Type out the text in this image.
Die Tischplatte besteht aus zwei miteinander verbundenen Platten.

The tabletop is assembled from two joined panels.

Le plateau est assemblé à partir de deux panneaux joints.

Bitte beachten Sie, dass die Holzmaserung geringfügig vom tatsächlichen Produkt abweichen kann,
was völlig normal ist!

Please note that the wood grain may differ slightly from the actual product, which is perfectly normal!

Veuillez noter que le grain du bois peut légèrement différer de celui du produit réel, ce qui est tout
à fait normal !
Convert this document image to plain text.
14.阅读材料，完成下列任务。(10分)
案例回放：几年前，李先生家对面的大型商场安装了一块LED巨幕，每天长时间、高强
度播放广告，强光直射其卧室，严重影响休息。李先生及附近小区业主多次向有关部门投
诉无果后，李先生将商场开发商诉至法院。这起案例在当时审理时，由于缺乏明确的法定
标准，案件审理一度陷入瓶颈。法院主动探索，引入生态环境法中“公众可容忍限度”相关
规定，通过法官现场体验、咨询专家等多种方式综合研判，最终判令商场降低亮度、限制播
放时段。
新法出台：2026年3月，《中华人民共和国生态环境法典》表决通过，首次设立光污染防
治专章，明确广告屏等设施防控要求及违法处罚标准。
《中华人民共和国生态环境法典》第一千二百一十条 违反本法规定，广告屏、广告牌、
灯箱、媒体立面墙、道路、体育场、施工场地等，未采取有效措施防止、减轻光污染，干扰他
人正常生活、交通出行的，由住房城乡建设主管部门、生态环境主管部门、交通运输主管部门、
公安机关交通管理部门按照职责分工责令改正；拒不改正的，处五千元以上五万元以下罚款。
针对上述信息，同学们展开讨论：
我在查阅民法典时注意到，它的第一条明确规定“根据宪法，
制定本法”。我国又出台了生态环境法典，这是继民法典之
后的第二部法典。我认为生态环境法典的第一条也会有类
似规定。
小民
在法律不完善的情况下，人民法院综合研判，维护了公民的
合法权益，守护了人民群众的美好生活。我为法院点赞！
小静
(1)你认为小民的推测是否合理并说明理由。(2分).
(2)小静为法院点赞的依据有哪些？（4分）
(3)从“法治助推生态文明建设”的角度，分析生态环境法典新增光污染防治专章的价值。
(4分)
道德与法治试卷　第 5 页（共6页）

#### Job
Your task is to return the full listing exactly as it was given.

#### Response to this task
Type out the text in this image.
Die Tischplatte besteht aus zwei miteinander verbundenen Platten.

The tabletop is assembled from two joined panels.

Le plateau est assemblé à partir de deux panneaux joints.

Bitte beachten Sie, dass die Holzmaserung geringfügig vom tatsächlichen Produkt abweichen kann,
was völlig normal ist!

Please note that the wood grain may differ slightly from the actual product, which is perfectly normal!

Veuillez noter que le grain du bois peut légèrement différer de celui du produit réel, ce qui est tout
à fait normal !
Convert this document image to plain text.
14.阅读材料，完成下列任务。(10分)
案例回放：几年前，李先生家对面的大型商场安装了一块LED巨幕，每天长时间、高强
度播放广告，强光直射其卧室，严重影响休息。李先生及附近小区业主多次向有关部门投
诉无果后，李先生将商场开发商诉至法院。这起案例在当时审理时，由于缺乏明确的法定
标准，案件审理一度陷入瓶颈。法院主动探索，引入生态环境法中“公众可容忍限度”相关
规定，通过法官现场体验、咨询专家等多种方式综合研判，最终判令商场降低亮度、限制播
放时段。
新法出台：2026年3月，《中华人民共和国生态环境法典》表决通过，首次设立光污染防
治专章，明确广告屏等设施防控要求及违法处罚标准。
《中华人民共和国生态环境法典》第一千二百一十条 违反本法规定，广告屏、广告牌、
灯箱、媒体立面墙、道路、体育场、施工场地等，未采取有效措施防止、减轻光污染，干扰他
人正常生活、交通出行的，由住房城乡建设主管部门、生态环境主管部门、交通运输主管部门、
公安机关交通管理部门按照职责分工责令改正；拒不改正的，处五千元以上五万元以下罚款。
针对上述信息，同学们展开讨论：
我在查阅民法典时注意到，它的第一条明确规定“根据宪法，
制定本法”。我国又出台了生态环境法典，这是继民法典之
后的第二部法典。我认为生态环境法典的第一条也会有类
似规定。
小民
在法律不完善的情况下，人民法院综合研判，维护了公民的
合法权益，守护了人民群众的美好生活。我为法院点赞！
小静
(1)你认为小民的推测是否合理并说明理由。(2分).
(2)小静为法院点赞的依据有哪些？（4分）
(3)从“法治助推生态文明建设”的角度，分析生态环境法典新增光污染防治专章的价值。
(4分)
道德与法治试卷　第 5 页（共6页）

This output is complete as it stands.